Stored dataset items:
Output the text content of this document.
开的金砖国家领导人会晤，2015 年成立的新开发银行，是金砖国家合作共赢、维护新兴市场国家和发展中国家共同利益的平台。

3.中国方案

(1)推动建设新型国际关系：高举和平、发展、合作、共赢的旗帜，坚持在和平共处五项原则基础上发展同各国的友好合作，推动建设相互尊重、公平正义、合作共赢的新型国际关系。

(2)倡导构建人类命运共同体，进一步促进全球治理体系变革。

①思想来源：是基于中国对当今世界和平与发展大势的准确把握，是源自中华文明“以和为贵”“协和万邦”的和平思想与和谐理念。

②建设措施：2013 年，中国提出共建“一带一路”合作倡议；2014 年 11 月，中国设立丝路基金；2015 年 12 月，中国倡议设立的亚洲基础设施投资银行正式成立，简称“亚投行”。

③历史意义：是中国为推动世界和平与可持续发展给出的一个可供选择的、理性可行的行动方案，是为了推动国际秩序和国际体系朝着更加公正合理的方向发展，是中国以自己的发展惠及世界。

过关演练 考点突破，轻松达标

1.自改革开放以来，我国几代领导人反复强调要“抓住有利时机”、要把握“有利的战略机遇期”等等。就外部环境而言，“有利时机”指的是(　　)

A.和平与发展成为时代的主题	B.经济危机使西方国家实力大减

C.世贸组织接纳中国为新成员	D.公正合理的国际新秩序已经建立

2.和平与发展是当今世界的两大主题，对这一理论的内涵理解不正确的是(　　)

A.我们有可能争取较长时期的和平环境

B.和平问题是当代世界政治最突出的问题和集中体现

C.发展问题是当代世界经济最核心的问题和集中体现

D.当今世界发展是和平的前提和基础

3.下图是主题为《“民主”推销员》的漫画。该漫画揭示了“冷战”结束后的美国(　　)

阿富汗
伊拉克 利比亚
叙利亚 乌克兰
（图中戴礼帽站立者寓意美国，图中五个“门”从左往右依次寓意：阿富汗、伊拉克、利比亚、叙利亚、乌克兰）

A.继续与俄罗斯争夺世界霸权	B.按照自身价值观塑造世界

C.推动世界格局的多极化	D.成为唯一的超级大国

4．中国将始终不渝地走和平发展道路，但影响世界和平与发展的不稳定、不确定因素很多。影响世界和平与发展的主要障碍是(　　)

◆ **Problem statement**: Each line above must be printed exactly as it appears.

◆ **Task solution**:
Output the text content of this document.
开的金砖国家领导人会晤，2015 年成立的新开发银行，是金砖国家合作共赢、维护新兴市场国家和发展中国家共同利益的平台。

3.中国方案

(1)推动建设新型国际关系：高举和平、发展、合作、共赢的旗帜，坚持在和平共处五项原则基础上发展同各国的友好合作，推动建设相互尊重、公平正义、合作共赢的新型国际关系。

(2)倡导构建人类命运共同体，进一步促进全球治理体系变革。

①思想来源：是基于中国对当今世界和平与发展大势的准确把握，是源自中华文明“以和为贵”“协和万邦”的和平思想与和谐理念。

②建设措施：2013 年，中国提出共建“一带一路”合作倡议；2014 年 11 月，中国设立丝路基金；2015 年 12 月，中国倡议设立的亚洲基础设施投资银行正式成立，简称“亚投行”。

③历史意义：是中国为推动世界和平与可持续发展给出的一个可供选择的、理性可行的行动方案，是为了推动国际秩序和国际体系朝着更加公正合理的方向发展，是中国以自己的发展惠及世界。

过关演练 考点突破，轻松达标

1.自改革开放以来，我国几代领导人反复强调要“抓住有利时机”、要把握“有利的战略机遇期”等等。就外部环境而言，“有利时机”指的是(　　)

A.和平与发展成为时代的主题	B.经济危机使西方国家实力大减

C.世贸组织接纳中国为新成员	D.公正合理的国际新秩序已经建立

2.和平与发展是当今世界的两大主题，对这一理论的内涵理解不正确的是(　　)

A.我们有可能争取较长时期的和平环境

B.和平问题是当代世界政治最突出的问题和集中体现

C.发展问题是当代世界经济最核心的问题和集中体现

D.当今世界发展是和平的前提和基础

3.下图是主题为《“民主”推销员》的漫画。该漫画揭示了“冷战”结束后的美国(　　)

阿富汗
伊拉克 利比亚
叙利亚 乌克兰
（图中戴礼帽站立者寓意美国，图中五个“门”从左往右依次寓意：阿富汗、伊拉克、利比亚、叙利亚、乌克兰）

A.继续与俄罗斯争夺世界霸权	B.按照自身价值观塑造世界

C.推动世界格局的多极化	D.成为唯一的超级大国

4．中国将始终不渝地走和平发展道路，但影响世界和平与发展的不稳定、不确定因素很多。影响世界和平与发展的主要障碍是(　　)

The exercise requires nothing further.